— Directions for this task —
Your task is to print the material below exactly as presented.

— Input —
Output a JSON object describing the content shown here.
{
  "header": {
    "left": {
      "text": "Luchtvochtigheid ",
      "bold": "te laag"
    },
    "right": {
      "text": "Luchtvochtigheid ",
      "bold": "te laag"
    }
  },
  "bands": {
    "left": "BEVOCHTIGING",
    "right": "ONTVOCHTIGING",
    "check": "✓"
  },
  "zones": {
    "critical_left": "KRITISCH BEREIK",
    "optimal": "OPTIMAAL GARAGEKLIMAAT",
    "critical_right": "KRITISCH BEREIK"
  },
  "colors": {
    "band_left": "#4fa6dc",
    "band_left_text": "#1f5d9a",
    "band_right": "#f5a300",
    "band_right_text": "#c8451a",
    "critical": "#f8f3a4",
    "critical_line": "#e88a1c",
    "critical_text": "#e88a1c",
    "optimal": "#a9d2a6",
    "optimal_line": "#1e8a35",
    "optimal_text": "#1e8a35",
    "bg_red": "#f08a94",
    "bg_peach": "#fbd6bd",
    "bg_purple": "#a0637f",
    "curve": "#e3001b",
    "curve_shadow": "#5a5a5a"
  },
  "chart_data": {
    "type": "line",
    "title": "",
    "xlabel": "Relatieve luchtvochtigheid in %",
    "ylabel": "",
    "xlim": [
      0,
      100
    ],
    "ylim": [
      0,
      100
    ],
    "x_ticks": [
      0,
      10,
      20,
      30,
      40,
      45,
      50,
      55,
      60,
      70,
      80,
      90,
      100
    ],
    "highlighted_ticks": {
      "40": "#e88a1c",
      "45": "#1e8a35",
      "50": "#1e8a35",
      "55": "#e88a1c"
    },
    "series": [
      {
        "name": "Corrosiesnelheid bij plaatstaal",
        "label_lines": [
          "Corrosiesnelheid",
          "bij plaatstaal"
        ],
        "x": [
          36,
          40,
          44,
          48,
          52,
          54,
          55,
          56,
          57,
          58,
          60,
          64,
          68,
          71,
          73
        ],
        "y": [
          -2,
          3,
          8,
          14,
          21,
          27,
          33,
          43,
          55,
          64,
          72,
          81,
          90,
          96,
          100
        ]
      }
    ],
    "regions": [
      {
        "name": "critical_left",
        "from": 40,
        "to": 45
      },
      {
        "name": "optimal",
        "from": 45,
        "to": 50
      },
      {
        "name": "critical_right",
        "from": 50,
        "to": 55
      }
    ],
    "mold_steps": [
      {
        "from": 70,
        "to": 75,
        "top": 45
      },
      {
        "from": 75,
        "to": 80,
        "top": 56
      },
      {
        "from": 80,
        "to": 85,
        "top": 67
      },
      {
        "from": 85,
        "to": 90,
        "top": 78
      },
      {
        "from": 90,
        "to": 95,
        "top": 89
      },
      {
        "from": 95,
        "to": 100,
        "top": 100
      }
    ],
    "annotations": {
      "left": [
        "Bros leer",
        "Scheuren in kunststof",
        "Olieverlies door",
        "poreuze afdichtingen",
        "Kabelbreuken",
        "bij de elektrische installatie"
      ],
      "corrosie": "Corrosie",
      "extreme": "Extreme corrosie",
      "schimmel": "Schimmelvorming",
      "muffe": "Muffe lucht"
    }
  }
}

— Solution to the problem —
Output a JSON object describing the content shown here.
{
  "header": {
    "left": {
      "text": "Luchtvochtigheid ",
      "bold": "te laag"
    },
    "right": {
      "text": "Luchtvochtigheid ",
      "bold": "te laag"
    }
  },
  "bands": {
    "left": "BEVOCHTIGING",
    "right": "ONTVOCHTIGING",
    "check": "✓"
  },
  "zones": {
    "critical_left": "KRITISCH BEREIK",
    "optimal": "OPTIMAAL GARAGEKLIMAAT",
    "critical_right": "KRITISCH BEREIK"
  },
  "colors": {
    "band_left": "#4fa6dc",
    "band_left_text": "#1f5d9a",
    "band_right": "#f5a300",
    "band_right_text": "#c8451a",
    "critical": "#f8f3a4",
    "critical_line": "#e88a1c",
    "critical_text": "#e88a1c",
    "optimal": "#a9d2a6",
    "optimal_line": "#1e8a35",
    "optimal_text": "#1e8a35",
    "bg_red": "#f08a94",
    "bg_peach": "#fbd6bd",
    "bg_purple": "#a0637f",
    "curve": "#e3001b",
    "curve_shadow": "#5a5a5a"
  },
  "chart_data": {
    "type": "line",
    "title": "",
    "xlabel": "Relatieve luchtvochtigheid in %",
    "ylabel": "",
    "xlim": [
      0,
      100
    ],
    "ylim": [
      0,
      100
    ],
    "x_ticks": [
      0,
      10,
      20,
      30,
      40,
      45,
      50,
      55,
      60,
      70,
      80,
      90,
      100
    ],
    "highlighted_ticks": {
      "40": "#e88a1c",
      "45": "#1e8a35",
      "50": "#1e8a35",
      "55": "#e88a1c"
    },
    "series": [
      {
        "name": "Corrosiesnelheid bij plaatstaal",
        "label_lines": [
          "Corrosiesnelheid",
          "bij plaatstaal"
        ],
        "x": [
          36,
          40,
          44,
          48,
          52,
          54,
          55,
          56,
          57,
          58,
          60,
          64,
          68,
          71,
          73
        ],
        "y": [
          -2,
          3,
          8,
          14,
          21,
          27,
          33,
          43,
          55,
          64,
          72,
          81,
          90,
          96,
          100
        ]
      }
    ],
    "regions": [
      {
        "name": "critical_left",
        "from": 40,
        "to": 45
      },
      {
        "name": "optimal",
        "from": 45,
        "to": 50
      },
      {
        "name": "critical_right",
        "from": 50,
        "to": 55
      }
    ],
    "mold_steps": [
      {
        "from": 70,
        "to": 75,
        "top": 45
      },
      {
        "from": 75,
        "to": 80,
        "top": 56
      },
      {
        "from": 80,
        "to": 85,
        "top": 67
      },
      {
        "from": 85,
        "to": 90,
        "top": 78
      },
      {
        "from": 90,
        "to": 95,
        "top": 89
      },
      {
        "from": 95,
        "to": 100,
        "top": 100
      }
    ],
    "annotations": {
      "left": [
        "Bros leer",
        "Scheuren in kunststof",
        "Olieverlies door",
        "poreuze afdichtingen",
        "Kabelbreuken",
        "bij de elektrische installatie"
      ],
      "corrosie": "Corrosie",
      "extreme": "Extreme corrosie",
      "schimmel": "Schimmelvorming",
      "muffe": "Muffe lucht"
    }
  }
}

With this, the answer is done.